* START SUPPLIED DATA *

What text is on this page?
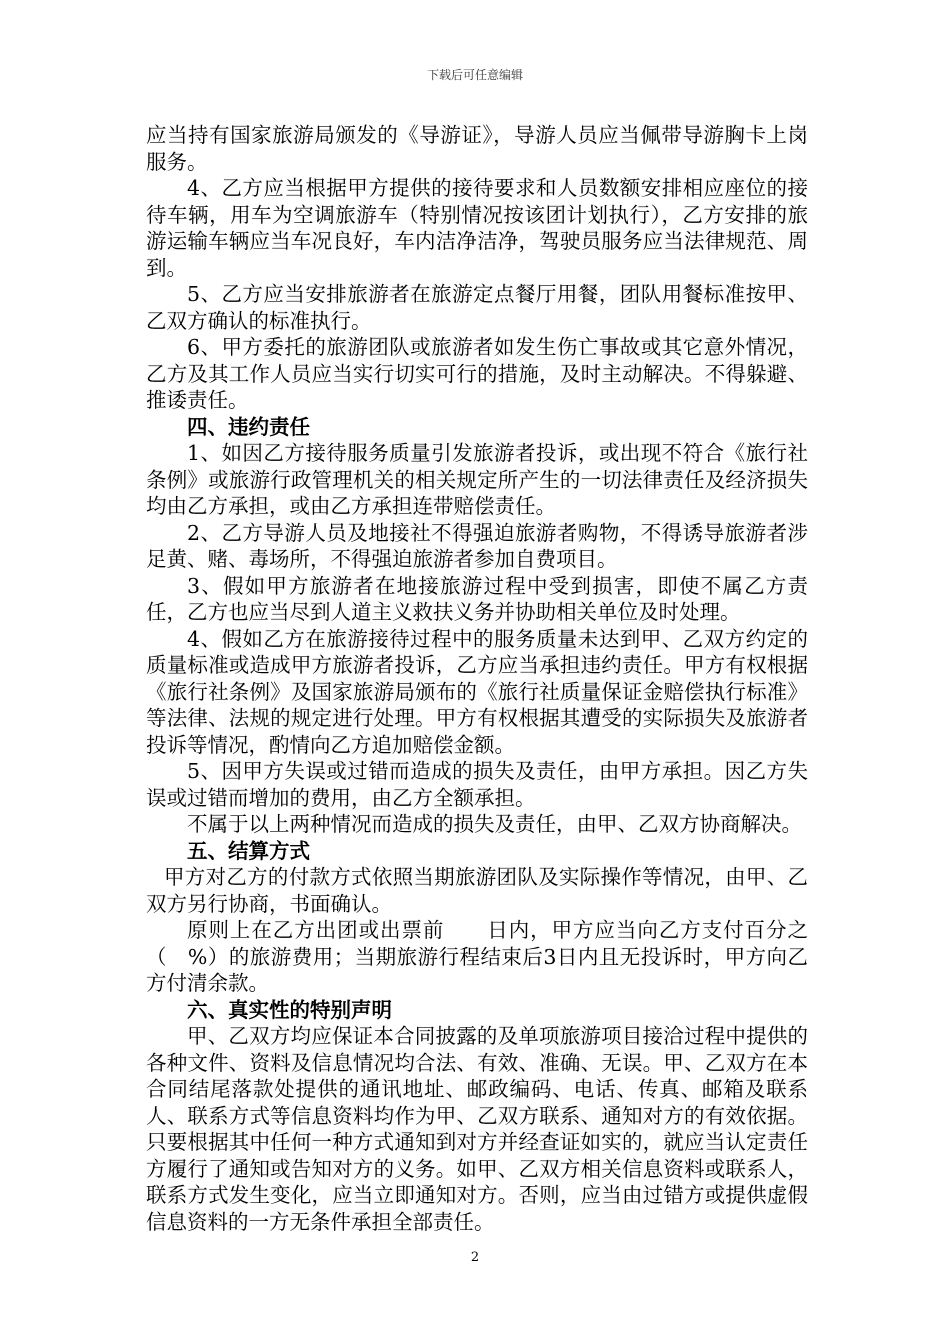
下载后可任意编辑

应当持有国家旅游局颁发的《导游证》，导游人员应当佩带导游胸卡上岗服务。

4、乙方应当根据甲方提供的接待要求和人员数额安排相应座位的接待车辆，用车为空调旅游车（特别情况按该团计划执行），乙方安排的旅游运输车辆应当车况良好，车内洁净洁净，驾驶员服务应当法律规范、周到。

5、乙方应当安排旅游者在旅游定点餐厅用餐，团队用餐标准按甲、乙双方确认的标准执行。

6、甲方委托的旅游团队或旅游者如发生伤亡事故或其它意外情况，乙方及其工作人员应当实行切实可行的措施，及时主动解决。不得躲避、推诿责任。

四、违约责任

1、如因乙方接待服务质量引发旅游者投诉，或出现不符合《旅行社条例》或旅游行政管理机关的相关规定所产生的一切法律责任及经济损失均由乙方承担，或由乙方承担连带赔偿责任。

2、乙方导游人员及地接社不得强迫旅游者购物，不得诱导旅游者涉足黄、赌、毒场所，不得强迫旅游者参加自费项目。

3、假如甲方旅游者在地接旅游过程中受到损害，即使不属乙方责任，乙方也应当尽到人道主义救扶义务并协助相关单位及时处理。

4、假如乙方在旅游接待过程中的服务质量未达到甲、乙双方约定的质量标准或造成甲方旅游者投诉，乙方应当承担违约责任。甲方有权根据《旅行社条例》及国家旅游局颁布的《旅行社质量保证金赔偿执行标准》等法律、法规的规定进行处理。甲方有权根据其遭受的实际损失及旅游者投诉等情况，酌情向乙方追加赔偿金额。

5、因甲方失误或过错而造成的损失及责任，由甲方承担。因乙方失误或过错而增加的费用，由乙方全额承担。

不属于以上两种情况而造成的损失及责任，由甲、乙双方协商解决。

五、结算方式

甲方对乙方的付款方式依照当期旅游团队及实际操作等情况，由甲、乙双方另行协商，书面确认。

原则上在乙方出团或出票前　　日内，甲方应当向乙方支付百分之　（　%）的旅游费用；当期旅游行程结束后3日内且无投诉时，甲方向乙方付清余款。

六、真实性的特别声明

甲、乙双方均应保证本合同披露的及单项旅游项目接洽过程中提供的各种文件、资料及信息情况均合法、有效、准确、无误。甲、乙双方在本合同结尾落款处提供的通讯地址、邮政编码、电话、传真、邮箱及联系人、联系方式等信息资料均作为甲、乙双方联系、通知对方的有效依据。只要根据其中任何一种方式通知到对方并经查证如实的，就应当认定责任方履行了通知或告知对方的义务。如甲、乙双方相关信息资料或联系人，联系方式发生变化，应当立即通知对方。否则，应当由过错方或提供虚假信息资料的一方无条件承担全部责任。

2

* END SUPPLIED DATA *

(REQUEST): Go through the data above and transcribe it in full, omitting any image.

(EXERCISE RESULT):
What text is on this page?
下载后可任意编辑

应当持有国家旅游局颁发的《导游证》，导游人员应当佩带导游胸卡上岗服务。

4、乙方应当根据甲方提供的接待要求和人员数额安排相应座位的接待车辆，用车为空调旅游车（特别情况按该团计划执行），乙方安排的旅游运输车辆应当车况良好，车内洁净洁净，驾驶员服务应当法律规范、周到。

5、乙方应当安排旅游者在旅游定点餐厅用餐，团队用餐标准按甲、乙双方确认的标准执行。

6、甲方委托的旅游团队或旅游者如发生伤亡事故或其它意外情况，乙方及其工作人员应当实行切实可行的措施，及时主动解决。不得躲避、推诿责任。

四、违约责任

1、如因乙方接待服务质量引发旅游者投诉，或出现不符合《旅行社条例》或旅游行政管理机关的相关规定所产生的一切法律责任及经济损失均由乙方承担，或由乙方承担连带赔偿责任。

2、乙方导游人员及地接社不得强迫旅游者购物，不得诱导旅游者涉足黄、赌、毒场所，不得强迫旅游者参加自费项目。

3、假如甲方旅游者在地接旅游过程中受到损害，即使不属乙方责任，乙方也应当尽到人道主义救扶义务并协助相关单位及时处理。

4、假如乙方在旅游接待过程中的服务质量未达到甲、乙双方约定的质量标准或造成甲方旅游者投诉，乙方应当承担违约责任。甲方有权根据《旅行社条例》及国家旅游局颁布的《旅行社质量保证金赔偿执行标准》等法律、法规的规定进行处理。甲方有权根据其遭受的实际损失及旅游者投诉等情况，酌情向乙方追加赔偿金额。

5、因甲方失误或过错而造成的损失及责任，由甲方承担。因乙方失误或过错而增加的费用，由乙方全额承担。

不属于以上两种情况而造成的损失及责任，由甲、乙双方协商解决。

五、结算方式

甲方对乙方的付款方式依照当期旅游团队及实际操作等情况，由甲、乙双方另行协商，书面确认。

原则上在乙方出团或出票前　　日内，甲方应当向乙方支付百分之　（　%）的旅游费用；当期旅游行程结束后3日内且无投诉时，甲方向乙方付清余款。

六、真实性的特别声明

甲、乙双方均应保证本合同披露的及单项旅游项目接洽过程中提供的各种文件、资料及信息情况均合法、有效、准确、无误。甲、乙双方在本合同结尾落款处提供的通讯地址、邮政编码、电话、传真、邮箱及联系人、联系方式等信息资料均作为甲、乙双方联系、通知对方的有效依据。只要根据其中任何一种方式通知到对方并经查证如实的，就应当认定责任方履行了通知或告知对方的义务。如甲、乙双方相关信息资料或联系人，联系方式发生变化，应当立即通知对方。否则，应当由过错方或提供虚假信息资料的一方无条件承担全部责任。

2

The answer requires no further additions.